THE EXERCISE:
Read through the entries below and return each line with the word "słabe".

DATA SECTION:

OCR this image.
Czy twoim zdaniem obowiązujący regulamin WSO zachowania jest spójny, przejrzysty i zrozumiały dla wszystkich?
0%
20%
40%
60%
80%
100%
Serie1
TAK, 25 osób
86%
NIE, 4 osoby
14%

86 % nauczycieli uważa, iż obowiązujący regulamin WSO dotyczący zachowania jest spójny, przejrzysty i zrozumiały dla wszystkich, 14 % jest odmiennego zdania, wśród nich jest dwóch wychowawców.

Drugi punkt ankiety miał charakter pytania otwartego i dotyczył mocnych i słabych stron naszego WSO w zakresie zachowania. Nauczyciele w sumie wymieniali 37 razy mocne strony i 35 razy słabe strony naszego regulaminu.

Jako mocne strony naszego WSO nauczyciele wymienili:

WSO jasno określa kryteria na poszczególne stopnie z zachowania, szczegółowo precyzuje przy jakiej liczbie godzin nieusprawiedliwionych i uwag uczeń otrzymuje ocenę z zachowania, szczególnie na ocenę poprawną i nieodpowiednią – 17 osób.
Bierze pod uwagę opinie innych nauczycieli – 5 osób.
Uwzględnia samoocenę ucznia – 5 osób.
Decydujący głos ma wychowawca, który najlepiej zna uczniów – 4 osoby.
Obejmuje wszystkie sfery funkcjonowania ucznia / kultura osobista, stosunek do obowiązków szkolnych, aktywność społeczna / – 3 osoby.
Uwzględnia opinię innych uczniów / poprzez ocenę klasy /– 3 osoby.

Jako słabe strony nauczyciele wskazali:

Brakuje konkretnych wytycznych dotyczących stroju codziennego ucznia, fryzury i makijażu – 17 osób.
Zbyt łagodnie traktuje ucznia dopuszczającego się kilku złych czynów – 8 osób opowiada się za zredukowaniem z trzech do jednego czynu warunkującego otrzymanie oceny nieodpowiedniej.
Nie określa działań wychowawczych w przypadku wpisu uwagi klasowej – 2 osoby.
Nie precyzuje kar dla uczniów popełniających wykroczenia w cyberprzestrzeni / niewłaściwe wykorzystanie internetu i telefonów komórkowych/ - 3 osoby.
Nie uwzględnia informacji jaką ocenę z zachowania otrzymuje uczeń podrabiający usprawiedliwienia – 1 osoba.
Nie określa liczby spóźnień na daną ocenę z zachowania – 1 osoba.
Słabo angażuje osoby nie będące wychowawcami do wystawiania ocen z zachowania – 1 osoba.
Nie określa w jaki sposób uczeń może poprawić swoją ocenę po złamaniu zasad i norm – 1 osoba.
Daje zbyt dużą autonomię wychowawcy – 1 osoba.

WRITTEN ANSWER:
Drugi punkt ankiety miał charakter pytania otwartego i dotyczył mocnych i słabych stron naszego WSO w zakresie zachowania. Nauczyciele w sumie wymieniali 37 razy mocne strony i 35 razy słabe strony naszego regulaminu.
Jako słabe strony nauczyciele wskazali:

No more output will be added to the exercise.